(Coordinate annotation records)
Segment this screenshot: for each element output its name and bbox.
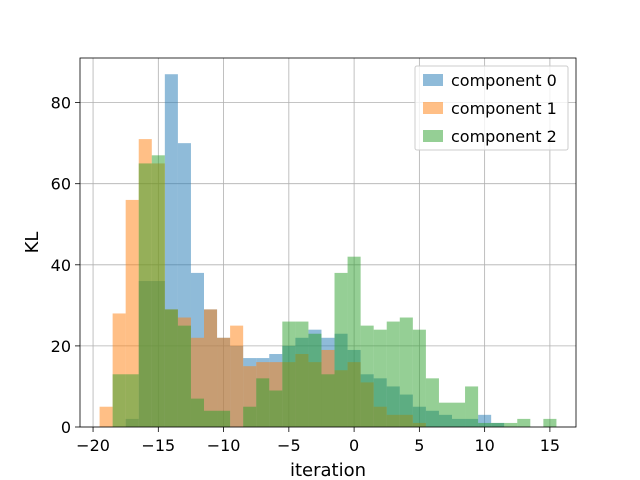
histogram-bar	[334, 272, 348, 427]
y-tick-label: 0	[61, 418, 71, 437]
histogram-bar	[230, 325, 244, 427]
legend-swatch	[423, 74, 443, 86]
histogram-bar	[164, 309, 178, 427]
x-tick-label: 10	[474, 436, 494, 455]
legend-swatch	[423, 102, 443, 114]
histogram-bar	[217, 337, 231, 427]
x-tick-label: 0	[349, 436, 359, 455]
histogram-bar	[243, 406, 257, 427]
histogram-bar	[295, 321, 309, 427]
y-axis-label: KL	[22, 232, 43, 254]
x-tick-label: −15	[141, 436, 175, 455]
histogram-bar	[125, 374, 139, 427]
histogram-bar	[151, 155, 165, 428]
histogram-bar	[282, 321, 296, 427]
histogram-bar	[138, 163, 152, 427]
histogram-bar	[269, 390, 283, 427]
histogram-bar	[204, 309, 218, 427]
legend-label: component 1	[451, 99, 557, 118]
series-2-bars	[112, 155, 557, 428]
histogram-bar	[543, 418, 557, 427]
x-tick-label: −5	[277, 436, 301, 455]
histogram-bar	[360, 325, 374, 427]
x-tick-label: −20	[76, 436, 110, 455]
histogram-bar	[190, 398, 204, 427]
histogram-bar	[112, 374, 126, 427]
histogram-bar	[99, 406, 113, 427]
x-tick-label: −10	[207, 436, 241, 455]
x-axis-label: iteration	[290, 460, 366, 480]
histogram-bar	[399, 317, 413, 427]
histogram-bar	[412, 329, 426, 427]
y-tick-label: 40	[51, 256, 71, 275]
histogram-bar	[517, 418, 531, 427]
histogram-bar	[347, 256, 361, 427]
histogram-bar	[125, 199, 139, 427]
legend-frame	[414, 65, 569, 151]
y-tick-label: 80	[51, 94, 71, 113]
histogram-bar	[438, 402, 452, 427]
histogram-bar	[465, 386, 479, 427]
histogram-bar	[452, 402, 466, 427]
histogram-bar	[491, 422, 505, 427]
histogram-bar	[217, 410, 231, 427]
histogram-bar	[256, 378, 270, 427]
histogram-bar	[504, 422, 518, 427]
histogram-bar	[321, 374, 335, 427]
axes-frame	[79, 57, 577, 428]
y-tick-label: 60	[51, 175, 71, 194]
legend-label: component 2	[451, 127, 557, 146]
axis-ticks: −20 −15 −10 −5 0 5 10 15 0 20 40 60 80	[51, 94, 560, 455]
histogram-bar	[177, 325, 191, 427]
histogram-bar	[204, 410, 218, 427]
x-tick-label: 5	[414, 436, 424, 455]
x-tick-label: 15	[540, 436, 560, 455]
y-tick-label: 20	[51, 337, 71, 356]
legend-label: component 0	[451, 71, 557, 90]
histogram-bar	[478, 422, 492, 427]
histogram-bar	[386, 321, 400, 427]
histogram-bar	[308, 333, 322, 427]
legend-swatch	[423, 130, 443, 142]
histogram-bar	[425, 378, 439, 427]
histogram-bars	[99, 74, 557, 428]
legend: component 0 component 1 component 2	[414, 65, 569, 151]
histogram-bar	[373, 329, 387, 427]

◆ **GIVEN PROBLEM**:
Could you rewrite every line of the material above as a numbered list, skipping any blank lines and leaving out the pictures?

◆ **FINISHED TASK**:
1. Segment this screenshot: for each element output its name and bbox.
2. histogram-bar	[334, 272, 348, 427]
3. y-tick-label: 0	[61, 418, 71, 437]
4. histogram-bar	[230, 325, 244, 427]
5. legend-swatch	[423, 74, 443, 86]
6. histogram-bar	[164, 309, 178, 427]
7. x-tick-label: 10	[474, 436, 494, 455]
8. legend-swatch	[423, 102, 443, 114]
9. histogram-bar	[217, 337, 231, 427]
10. x-tick-label: 0	[349, 436, 359, 455]
11. histogram-bar	[243, 406, 257, 427]
12. histogram-bar	[295, 321, 309, 427]
13. y-axis-label: KL	[22, 232, 43, 254]
14. x-tick-label: −15	[141, 436, 175, 455]
15. histogram-bar	[125, 374, 139, 427]
16. histogram-bar	[151, 155, 165, 428]
17. histogram-bar	[282, 321, 296, 427]
18. histogram-bar	[138, 163, 152, 427]
19. histogram-bar	[269, 390, 283, 427]
20. histogram-bar	[204, 309, 218, 427]
21. legend-label: component 1	[451, 99, 557, 118]
22. series-2-bars	[112, 155, 557, 428]
23. histogram-bar	[543, 418, 557, 427]
24. x-tick-label: −5	[277, 436, 301, 455]
25. histogram-bar	[360, 325, 374, 427]
26. x-tick-label: −20	[76, 436, 110, 455]
27. histogram-bar	[190, 398, 204, 427]
28. histogram-bar	[112, 374, 126, 427]
29. histogram-bar	[99, 406, 113, 427]
30. x-tick-label: −10	[207, 436, 241, 455]
31. x-axis-label: iteration	[290, 460, 366, 480]
32. histogram-bar	[399, 317, 413, 427]
33. histogram-bar	[412, 329, 426, 427]
34. y-tick-label: 40	[51, 256, 71, 275]
35. histogram-bar	[517, 418, 531, 427]
36. histogram-bar	[347, 256, 361, 427]
37. histogram-bar	[125, 199, 139, 427]
38. legend-frame	[414, 65, 569, 151]
39. y-tick-label: 80	[51, 94, 71, 113]
40. histogram-bar	[438, 402, 452, 427]
41. histogram-bar	[465, 386, 479, 427]
42. histogram-bar	[452, 402, 466, 427]
43. histogram-bar	[491, 422, 505, 427]
44. histogram-bar	[217, 410, 231, 427]
45. histogram-bar	[256, 378, 270, 427]
46. histogram-bar	[504, 422, 518, 427]
47. histogram-bar	[321, 374, 335, 427]
48. axes-frame	[79, 57, 577, 428]
49. y-tick-label: 60	[51, 175, 71, 194]
50. legend-label: component 2	[451, 127, 557, 146]
51. axis-ticks: −20 −15 −10 −5 0 5 10 15 0 20 40 60 80	[51, 94, 560, 455]
52. histogram-bar	[177, 325, 191, 427]
53. histogram-bar	[204, 410, 218, 427]
54. x-tick-label: 5	[414, 436, 424, 455]
55. x-tick-label: 15	[540, 436, 560, 455]
56. y-tick-label: 20	[51, 337, 71, 356]
57. legend-label: component 0	[451, 71, 557, 90]
58. histogram-bar	[478, 422, 492, 427]
59. histogram-bar	[386, 321, 400, 427]
60. histogram-bar	[308, 333, 322, 427]
61. legend-swatch	[423, 130, 443, 142]
62. histogram-bar	[425, 378, 439, 427]
63. histogram-bars	[99, 74, 557, 428]
64. legend: component 0 component 1 component 2	[414, 65, 569, 151]
65. histogram-bar	[373, 329, 387, 427]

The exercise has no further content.